### Your task
Reproduce every line of the material below, but drop the pictures.

━━━━━━━━━━━━━━━━━━━━━━━━━━━━━━

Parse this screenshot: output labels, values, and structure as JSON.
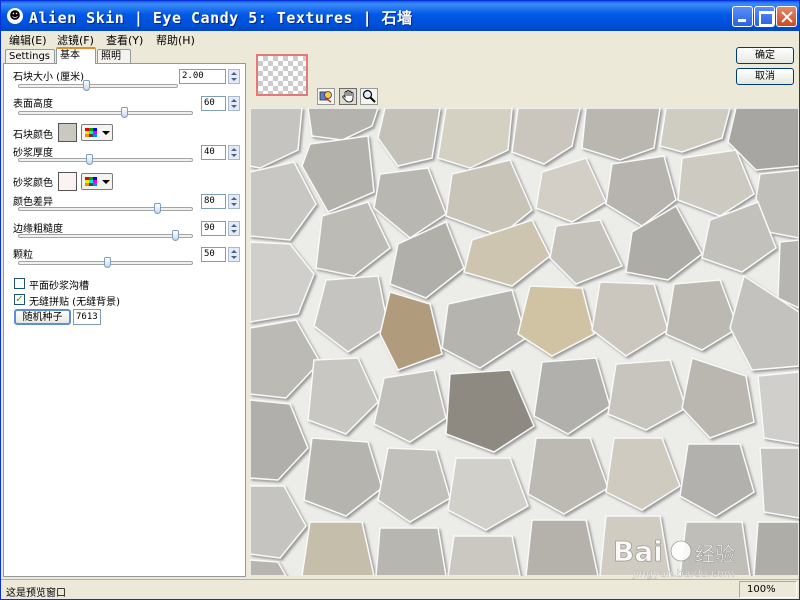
{
  "window": {
    "title": "Alien Skin | Eye Candy 5: Textures | 石墙"
  },
  "menu": {
    "items": [
      {
        "label": "编辑(E)"
      },
      {
        "label": "滤镜(F)"
      },
      {
        "label": "查看(Y)"
      },
      {
        "label": "帮助(H)"
      }
    ]
  },
  "tabs": {
    "settings": "Settings",
    "basic": "基本",
    "lighting": "照明"
  },
  "controls": {
    "stone_size": {
      "label": "石块大小 (厘米)",
      "value": "2.00",
      "level": 0.42
    },
    "surface_height": {
      "label": "表面高度",
      "value": "60",
      "level": 0.6
    },
    "stone_color": {
      "label": "石块颜色",
      "color": "#cbc8c2"
    },
    "grout_thickness": {
      "label": "砂浆厚度",
      "value": "40",
      "level": 0.4
    },
    "grout_color": {
      "label": "砂浆颜色",
      "color": "#fbf2f2"
    },
    "color_variation": {
      "label": "颜色差异",
      "value": "80",
      "level": 0.8
    },
    "edge_roughness": {
      "label": "边缘粗糙度",
      "value": "90",
      "level": 0.9
    },
    "grain": {
      "label": "颗粒",
      "value": "50",
      "level": 0.5
    },
    "flat_grout": {
      "label": "平面砂浆沟槽",
      "checked": false
    },
    "seamless": {
      "label": "无缝拼贴 (无缝背景)",
      "checked": true
    },
    "random_seed_button": "随机种子",
    "seed_value": "7613"
  },
  "buttons": {
    "ok": "确定",
    "cancel": "取消"
  },
  "status": {
    "text": "这是预览窗口",
    "zoom": "100%"
  },
  "watermark": {
    "brand": "Baidu经验",
    "url": "jingyan.baidu.com"
  },
  "colors": {
    "titlebar": "#0058e6",
    "panel": "#ece9d8",
    "grout": "#f4f4f2"
  }
}
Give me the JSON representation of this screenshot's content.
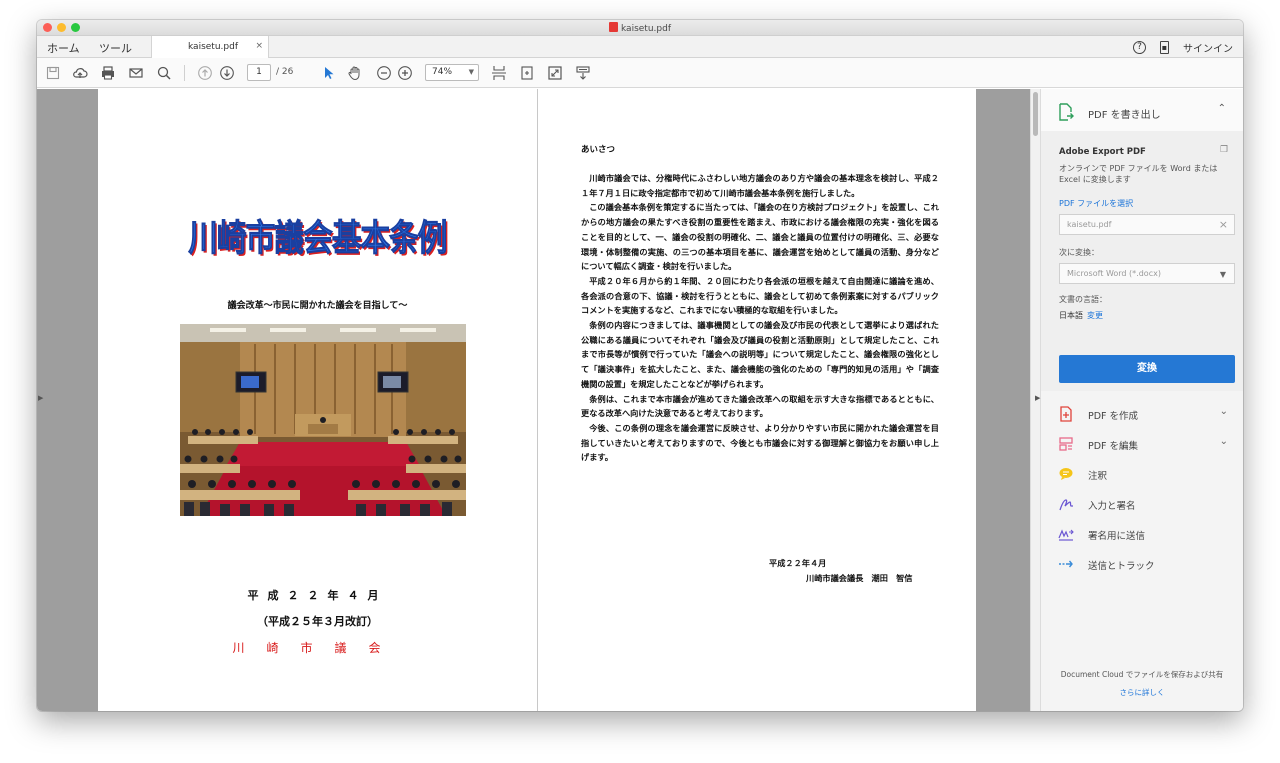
{
  "window": {
    "title": "kaisetu.pdf"
  },
  "tabbar": {
    "home": "ホーム",
    "tools": "ツール",
    "doc_tab": "kaisetu.pdf",
    "help_icon": "?",
    "sign_in": "サインイン"
  },
  "toolbar": {
    "page_current": "1",
    "page_total": "/ 26",
    "zoom": "74%"
  },
  "page_left": {
    "title": "川崎市議会基本条例",
    "subtitle": "議会改革～市民に開かれた議会を目指して～",
    "date": "平成２２年４月",
    "revision": "（平成２５年３月改訂）",
    "organization": "川崎市議会"
  },
  "page_right": {
    "heading": "あいさつ",
    "paragraphs": [
      "川崎市議会では、分権時代にふさわしい地方議会のあり方や議会の基本理念を検討し、平成２１年７月１日に政令指定都市で初めて川崎市議会基本条例を施行しました。",
      "この議会基本条例を策定するに当たっては、「議会の在り方検討プロジェクト」を設置し、これからの地方議会の果たすべき役割の重要性を踏まえ、市政における議会権限の充実・強化を図ることを目的として、一、議会の役割の明確化、二、議会と議員の位置付けの明確化、三、必要な環境・体制整備の実施、の三つの基本項目を基に、議会運営を始めとして議員の活動、身分などについて幅広く調査・検討を行いました。",
      "平成２０年６月から約１年間、２０回にわたり各会派の垣根を越えて自由闊達に議論を進め、各会派の合意の下、協議・検討を行うとともに、議会として初めて条例素案に対するパブリックコメントを実施するなど、これまでにない積極的な取組を行いました。",
      "条例の内容につきましては、議事機関としての議会及び市民の代表として選挙により選ばれた公職にある議員についてそれぞれ「議会及び議員の役割と活動原則」として規定したこと、これまで市長等が慣例で行っていた「議会への説明等」について規定したこと、議会権限の強化として「議決事件」を拡大したこと、また、議会機能の強化のための「専門的知見の活用」や「調査機関の設置」を規定したことなどが挙げられます。",
      "条例は、これまで本市議会が進めてきた議会改革への取組を示す大きな指標であるとともに、更なる改革へ向けた決意であると考えております。",
      "今後、この条例の理念を議会運営に反映させ、より分かりやすい市民に開かれた議会運営を目指していきたいと考えておりますので、今後とも市議会に対する御理解と御協力をお願い申し上げます。"
    ],
    "sign_date": "平成２２年４月",
    "sign_name": "川崎市議会議長　潮田　智信"
  },
  "side_panel": {
    "export_header": "PDF を書き出し",
    "export_title": "Adobe Export PDF",
    "export_desc": "オンラインで PDF ファイルを Word または Excel に変換します",
    "select_file_link": "PDF ファイルを選択",
    "file_input_value": "kaisetu.pdf",
    "convert_to_label": "次に変換：",
    "convert_to_value": "Microsoft Word (*.docx)",
    "language_label": "文書の言語：",
    "language_value": "日本語",
    "language_change": "変更",
    "convert_button": "変換",
    "tools": [
      {
        "label": "PDF を作成",
        "icon": "create-pdf-icon",
        "chevron": "⌄"
      },
      {
        "label": "PDF を編集",
        "icon": "edit-pdf-icon",
        "chevron": "⌄"
      },
      {
        "label": "注釈",
        "icon": "comment-icon",
        "chevron": ""
      },
      {
        "label": "入力と署名",
        "icon": "fill-sign-icon",
        "chevron": ""
      },
      {
        "label": "署名用に送信",
        "icon": "send-for-signature-icon",
        "chevron": ""
      },
      {
        "label": "送信とトラック",
        "icon": "send-track-icon",
        "chevron": ""
      }
    ],
    "doc_cloud_text": "Document Cloud でファイルを保存および共有",
    "learn_more": "さらに詳しく"
  },
  "colors": {
    "accent_blue": "#2578d4",
    "link_blue": "#1a73d8",
    "title_blue": "#2d7df0",
    "org_red": "#d81b1b"
  }
}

━━━━━━━━━━━━━━━━━━━━━━━━━━━━━━

### Solved exercise
Parse this screenshot: output labels, values, and structure as JSON.
{
  "window": {
    "title": "Alien Skin | Eye Candy 5: Textures | 石墙"
  },
  "menu": {
    "items": [
      {
        "label": "编辑(E)"
      },
      {
        "label": "滤镜(F)"
      },
      {
        "label": "查看(Y)"
      },
      {
        "label": "帮助(H)"
      }
    ]
  },
  "tabs": {
    "settings": "Settings",
    "basic": "基本",
    "lighting": "照明"
  },
  "controls": {
    "stone_size": {
      "label": "石块大小 (厘米)",
      "value": "2.00",
      "level": 0.42
    },
    "surface_height": {
      "label": "表面高度",
      "value": "60",
      "level": 0.6
    },
    "stone_color": {
      "label": "石块颜色",
      "color": "#cbc8c2"
    },
    "grout_thickness": {
      "label": "砂浆厚度",
      "value": "40",
      "level": 0.4
    },
    "grout_color": {
      "label": "砂浆颜色",
      "color": "#fbf2f2"
    },
    "color_variation": {
      "label": "颜色差异",
      "value": "80",
      "level": 0.8
    },
    "edge_roughness": {
      "label": "边缘粗糙度",
      "value": "90",
      "level": 0.9
    },
    "grain": {
      "label": "颗粒",
      "value": "50",
      "level": 0.5
    },
    "flat_grout": {
      "label": "平面砂浆沟槽",
      "checked": false
    },
    "seamless": {
      "label": "无缝拼贴 (无缝背景)",
      "checked": true
    },
    "random_seed_button": "随机种子",
    "seed_value": "7613"
  },
  "buttons": {
    "ok": "确定",
    "cancel": "取消"
  },
  "status": {
    "text": "这是预览窗口",
    "zoom": "100%"
  },
  "watermark": {
    "brand": "Baidu经验",
    "url": "jingyan.baidu.com"
  },
  "colors": {
    "titlebar": "#0058e6",
    "panel": "#ece9d8",
    "grout": "#f4f4f2"
  }
}
Give me the JSON representation of this screenshot's content.
{
  "window": {
    "title": "kaisetu.pdf"
  },
  "tabbar": {
    "home": "ホーム",
    "tools": "ツール",
    "doc_tab": "kaisetu.pdf",
    "help_icon": "?",
    "sign_in": "サインイン"
  },
  "toolbar": {
    "page_current": "1",
    "page_total": "/ 26",
    "zoom": "74%"
  },
  "page_left": {
    "title": "川崎市議会基本条例",
    "subtitle": "議会改革～市民に開かれた議会を目指して～",
    "date": "平成２２年４月",
    "revision": "（平成２５年３月改訂）",
    "organization": "川崎市議会"
  },
  "page_right": {
    "heading": "あいさつ",
    "paragraphs": [
      "川崎市議会では、分権時代にふさわしい地方議会のあり方や議会の基本理念を検討し、平成２１年７月１日に政令指定都市で初めて川崎市議会基本条例を施行しました。",
      "この議会基本条例を策定するに当たっては、「議会の在り方検討プロジェクト」を設置し、これからの地方議会の果たすべき役割の重要性を踏まえ、市政における議会権限の充実・強化を図ることを目的として、一、議会の役割の明確化、二、議会と議員の位置付けの明確化、三、必要な環境・体制整備の実施、の三つの基本項目を基に、議会運営を始めとして議員の活動、身分などについて幅広く調査・検討を行いました。",
      "平成２０年６月から約１年間、２０回にわたり各会派の垣根を越えて自由闊達に議論を進め、各会派の合意の下、協議・検討を行うとともに、議会として初めて条例素案に対するパブリックコメントを実施するなど、これまでにない積極的な取組を行いました。",
      "条例の内容につきましては、議事機関としての議会及び市民の代表として選挙により選ばれた公職にある議員についてそれぞれ「議会及び議員の役割と活動原則」として規定したこと、これまで市長等が慣例で行っていた「議会への説明等」について規定したこと、議会権限の強化として「議決事件」を拡大したこと、また、議会機能の強化のための「専門的知見の活用」や「調査機関の設置」を規定したことなどが挙げられます。",
      "条例は、これまで本市議会が進めてきた議会改革への取組を示す大きな指標であるとともに、更なる改革へ向けた決意であると考えております。",
      "今後、この条例の理念を議会運営に反映させ、より分かりやすい市民に開かれた議会運営を目指していきたいと考えておりますので、今後とも市議会に対する御理解と御協力をお願い申し上げます。"
    ],
    "sign_date": "平成２２年４月",
    "sign_name": "川崎市議会議長　潮田　智信"
  },
  "side_panel": {
    "export_header": "PDF を書き出し",
    "export_title": "Adobe Export PDF",
    "export_desc": "オンラインで PDF ファイルを Word または Excel に変換します",
    "select_file_link": "PDF ファイルを選択",
    "file_input_value": "kaisetu.pdf",
    "convert_to_label": "次に変換：",
    "convert_to_value": "Microsoft Word (*.docx)",
    "language_label": "文書の言語：",
    "language_value": "日本語",
    "language_change": "変更",
    "convert_button": "変換",
    "tools": [
      {
        "label": "PDF を作成",
        "icon": "create-pdf-icon",
        "chevron": "⌄"
      },
      {
        "label": "PDF を編集",
        "icon": "edit-pdf-icon",
        "chevron": "⌄"
      },
      {
        "label": "注釈",
        "icon": "comment-icon",
        "chevron": ""
      },
      {
        "label": "入力と署名",
        "icon": "fill-sign-icon",
        "chevron": ""
      },
      {
        "label": "署名用に送信",
        "icon": "send-for-signature-icon",
        "chevron": ""
      },
      {
        "label": "送信とトラック",
        "icon": "send-track-icon",
        "chevron": ""
      }
    ],
    "doc_cloud_text": "Document Cloud でファイルを保存および共有",
    "learn_more": "さらに詳しく"
  },
  "colors": {
    "accent_blue": "#2578d4",
    "link_blue": "#1a73d8",
    "title_blue": "#2d7df0",
    "org_red": "#d81b1b"
  }
}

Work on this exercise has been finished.